## [TASK DIRECTIONS]
Collect all lines from the records below that include the word "slope".

═════ INFORMATION SUPPLIED ═════

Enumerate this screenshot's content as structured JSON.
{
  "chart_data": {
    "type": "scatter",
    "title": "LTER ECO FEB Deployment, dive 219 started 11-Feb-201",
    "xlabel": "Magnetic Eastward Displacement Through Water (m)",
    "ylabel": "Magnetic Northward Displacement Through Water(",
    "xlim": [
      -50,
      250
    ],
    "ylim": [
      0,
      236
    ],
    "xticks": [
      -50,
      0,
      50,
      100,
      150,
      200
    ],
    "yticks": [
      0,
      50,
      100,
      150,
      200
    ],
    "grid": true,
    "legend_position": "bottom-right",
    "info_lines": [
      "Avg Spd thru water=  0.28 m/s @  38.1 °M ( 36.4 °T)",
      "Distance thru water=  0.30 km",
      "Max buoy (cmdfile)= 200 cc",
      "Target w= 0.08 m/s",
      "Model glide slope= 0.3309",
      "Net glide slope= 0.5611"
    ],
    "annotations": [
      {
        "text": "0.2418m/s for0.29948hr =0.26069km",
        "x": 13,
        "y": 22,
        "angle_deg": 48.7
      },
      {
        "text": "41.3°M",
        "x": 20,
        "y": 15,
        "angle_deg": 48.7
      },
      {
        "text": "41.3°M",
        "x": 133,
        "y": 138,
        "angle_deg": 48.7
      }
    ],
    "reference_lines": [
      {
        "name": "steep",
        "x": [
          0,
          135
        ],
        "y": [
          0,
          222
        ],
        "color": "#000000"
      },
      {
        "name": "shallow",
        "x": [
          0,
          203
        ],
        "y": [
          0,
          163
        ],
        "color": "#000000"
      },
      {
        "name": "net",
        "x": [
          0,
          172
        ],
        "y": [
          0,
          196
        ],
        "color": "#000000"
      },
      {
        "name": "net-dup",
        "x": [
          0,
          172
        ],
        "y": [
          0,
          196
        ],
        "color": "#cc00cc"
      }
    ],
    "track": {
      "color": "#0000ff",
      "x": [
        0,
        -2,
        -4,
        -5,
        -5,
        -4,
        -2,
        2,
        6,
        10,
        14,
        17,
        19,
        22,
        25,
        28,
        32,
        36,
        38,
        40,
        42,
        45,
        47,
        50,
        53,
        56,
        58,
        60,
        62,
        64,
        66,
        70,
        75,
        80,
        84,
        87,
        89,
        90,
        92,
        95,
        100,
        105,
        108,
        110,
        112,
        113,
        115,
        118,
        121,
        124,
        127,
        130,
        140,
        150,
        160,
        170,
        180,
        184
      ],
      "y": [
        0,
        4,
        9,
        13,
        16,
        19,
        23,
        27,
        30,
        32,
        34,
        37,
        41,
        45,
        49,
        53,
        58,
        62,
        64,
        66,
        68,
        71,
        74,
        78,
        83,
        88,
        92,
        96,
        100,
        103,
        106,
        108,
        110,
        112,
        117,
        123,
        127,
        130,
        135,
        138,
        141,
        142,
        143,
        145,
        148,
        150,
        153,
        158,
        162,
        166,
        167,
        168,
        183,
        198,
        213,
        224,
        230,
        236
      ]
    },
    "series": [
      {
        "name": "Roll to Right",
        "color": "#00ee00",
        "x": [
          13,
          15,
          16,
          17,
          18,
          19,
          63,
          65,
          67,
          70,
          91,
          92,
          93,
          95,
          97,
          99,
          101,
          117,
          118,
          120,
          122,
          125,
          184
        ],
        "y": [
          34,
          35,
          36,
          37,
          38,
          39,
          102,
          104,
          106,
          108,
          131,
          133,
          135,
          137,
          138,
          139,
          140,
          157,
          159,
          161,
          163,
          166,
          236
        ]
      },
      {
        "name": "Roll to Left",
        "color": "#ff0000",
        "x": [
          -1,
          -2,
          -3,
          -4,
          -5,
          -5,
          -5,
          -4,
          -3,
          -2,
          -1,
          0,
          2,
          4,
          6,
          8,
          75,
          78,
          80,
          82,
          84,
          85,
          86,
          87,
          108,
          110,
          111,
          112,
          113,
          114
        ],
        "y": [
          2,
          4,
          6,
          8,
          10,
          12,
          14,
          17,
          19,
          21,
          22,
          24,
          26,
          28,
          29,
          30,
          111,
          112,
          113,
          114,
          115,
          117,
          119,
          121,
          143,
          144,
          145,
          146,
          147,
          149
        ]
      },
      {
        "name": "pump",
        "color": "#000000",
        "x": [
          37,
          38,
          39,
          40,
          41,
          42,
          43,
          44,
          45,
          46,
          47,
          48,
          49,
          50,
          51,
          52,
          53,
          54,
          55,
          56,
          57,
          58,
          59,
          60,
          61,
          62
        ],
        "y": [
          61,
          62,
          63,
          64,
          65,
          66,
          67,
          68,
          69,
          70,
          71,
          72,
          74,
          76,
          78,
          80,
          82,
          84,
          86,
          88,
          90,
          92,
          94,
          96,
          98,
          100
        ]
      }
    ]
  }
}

═════

## [RESPONSE]
      "Model glide slope= 0.3309",
      "Net glide slope= 0.5611"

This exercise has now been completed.